DATA SECTION
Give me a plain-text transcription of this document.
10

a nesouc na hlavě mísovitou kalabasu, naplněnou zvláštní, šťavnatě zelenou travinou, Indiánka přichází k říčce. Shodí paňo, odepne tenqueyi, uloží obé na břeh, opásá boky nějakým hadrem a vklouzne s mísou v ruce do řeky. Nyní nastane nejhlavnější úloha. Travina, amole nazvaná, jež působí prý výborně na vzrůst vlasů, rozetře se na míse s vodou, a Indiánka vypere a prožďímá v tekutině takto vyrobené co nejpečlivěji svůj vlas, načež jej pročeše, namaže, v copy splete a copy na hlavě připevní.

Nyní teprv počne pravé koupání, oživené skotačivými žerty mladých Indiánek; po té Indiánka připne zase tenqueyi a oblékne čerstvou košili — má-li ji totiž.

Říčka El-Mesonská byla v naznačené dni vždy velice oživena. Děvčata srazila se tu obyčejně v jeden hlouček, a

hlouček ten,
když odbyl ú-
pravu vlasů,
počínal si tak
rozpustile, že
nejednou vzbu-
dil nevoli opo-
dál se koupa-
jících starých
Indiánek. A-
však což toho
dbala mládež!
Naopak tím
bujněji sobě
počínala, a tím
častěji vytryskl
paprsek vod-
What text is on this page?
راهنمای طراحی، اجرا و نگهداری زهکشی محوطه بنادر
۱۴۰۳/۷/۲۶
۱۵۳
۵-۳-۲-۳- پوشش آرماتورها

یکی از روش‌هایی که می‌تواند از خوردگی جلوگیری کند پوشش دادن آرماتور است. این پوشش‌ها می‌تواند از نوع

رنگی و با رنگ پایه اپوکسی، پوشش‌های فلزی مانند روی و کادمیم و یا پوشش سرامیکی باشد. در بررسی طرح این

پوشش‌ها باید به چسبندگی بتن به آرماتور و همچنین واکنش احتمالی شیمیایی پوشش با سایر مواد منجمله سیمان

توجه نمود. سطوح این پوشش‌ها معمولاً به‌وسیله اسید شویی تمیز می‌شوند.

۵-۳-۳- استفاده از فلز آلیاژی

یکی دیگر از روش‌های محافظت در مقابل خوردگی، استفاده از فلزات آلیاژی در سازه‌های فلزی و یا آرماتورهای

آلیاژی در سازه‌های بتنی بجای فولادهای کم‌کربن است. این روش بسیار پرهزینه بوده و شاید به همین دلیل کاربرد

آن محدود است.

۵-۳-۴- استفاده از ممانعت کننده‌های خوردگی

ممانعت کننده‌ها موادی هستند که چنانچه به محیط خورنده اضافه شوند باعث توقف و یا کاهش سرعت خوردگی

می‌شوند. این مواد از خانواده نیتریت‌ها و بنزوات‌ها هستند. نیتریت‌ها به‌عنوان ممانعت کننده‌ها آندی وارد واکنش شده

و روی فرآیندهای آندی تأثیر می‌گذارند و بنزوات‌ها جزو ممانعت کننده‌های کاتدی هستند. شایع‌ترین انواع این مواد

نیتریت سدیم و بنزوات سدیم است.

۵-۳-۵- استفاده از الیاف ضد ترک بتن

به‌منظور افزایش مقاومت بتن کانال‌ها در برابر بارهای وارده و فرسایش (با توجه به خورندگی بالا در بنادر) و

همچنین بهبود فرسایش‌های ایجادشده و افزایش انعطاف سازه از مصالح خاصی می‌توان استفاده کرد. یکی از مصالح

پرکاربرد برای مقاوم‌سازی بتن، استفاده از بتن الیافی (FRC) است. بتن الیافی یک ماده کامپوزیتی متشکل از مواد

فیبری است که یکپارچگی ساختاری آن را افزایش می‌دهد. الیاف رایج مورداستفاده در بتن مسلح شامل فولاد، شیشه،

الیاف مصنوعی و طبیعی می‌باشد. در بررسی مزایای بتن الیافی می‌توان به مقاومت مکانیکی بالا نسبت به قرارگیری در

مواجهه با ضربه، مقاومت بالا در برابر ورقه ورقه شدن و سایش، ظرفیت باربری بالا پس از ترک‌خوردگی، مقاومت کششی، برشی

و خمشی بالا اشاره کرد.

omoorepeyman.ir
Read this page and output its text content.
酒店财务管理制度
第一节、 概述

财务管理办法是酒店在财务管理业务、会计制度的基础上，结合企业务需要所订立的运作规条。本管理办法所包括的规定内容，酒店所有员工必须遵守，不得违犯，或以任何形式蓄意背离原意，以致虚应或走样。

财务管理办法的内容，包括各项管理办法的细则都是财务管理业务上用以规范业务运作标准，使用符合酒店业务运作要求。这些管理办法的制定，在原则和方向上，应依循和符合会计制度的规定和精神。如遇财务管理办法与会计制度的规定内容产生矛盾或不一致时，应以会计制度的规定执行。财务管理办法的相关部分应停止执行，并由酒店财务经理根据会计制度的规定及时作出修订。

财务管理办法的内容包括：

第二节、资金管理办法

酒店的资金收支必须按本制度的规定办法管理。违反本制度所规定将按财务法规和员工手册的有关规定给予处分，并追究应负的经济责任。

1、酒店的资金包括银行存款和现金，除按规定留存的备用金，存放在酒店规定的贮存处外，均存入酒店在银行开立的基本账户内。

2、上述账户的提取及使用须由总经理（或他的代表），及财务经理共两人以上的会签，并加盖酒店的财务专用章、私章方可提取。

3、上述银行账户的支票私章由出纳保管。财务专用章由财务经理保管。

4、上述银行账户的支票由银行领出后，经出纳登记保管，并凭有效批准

EXERCISE
Lines from the records above that hold "text" are the ones to list.

TASK OUTPUT
Give me a plain-text transcription of this document.
What text is on this page?
Read this page and output its text content.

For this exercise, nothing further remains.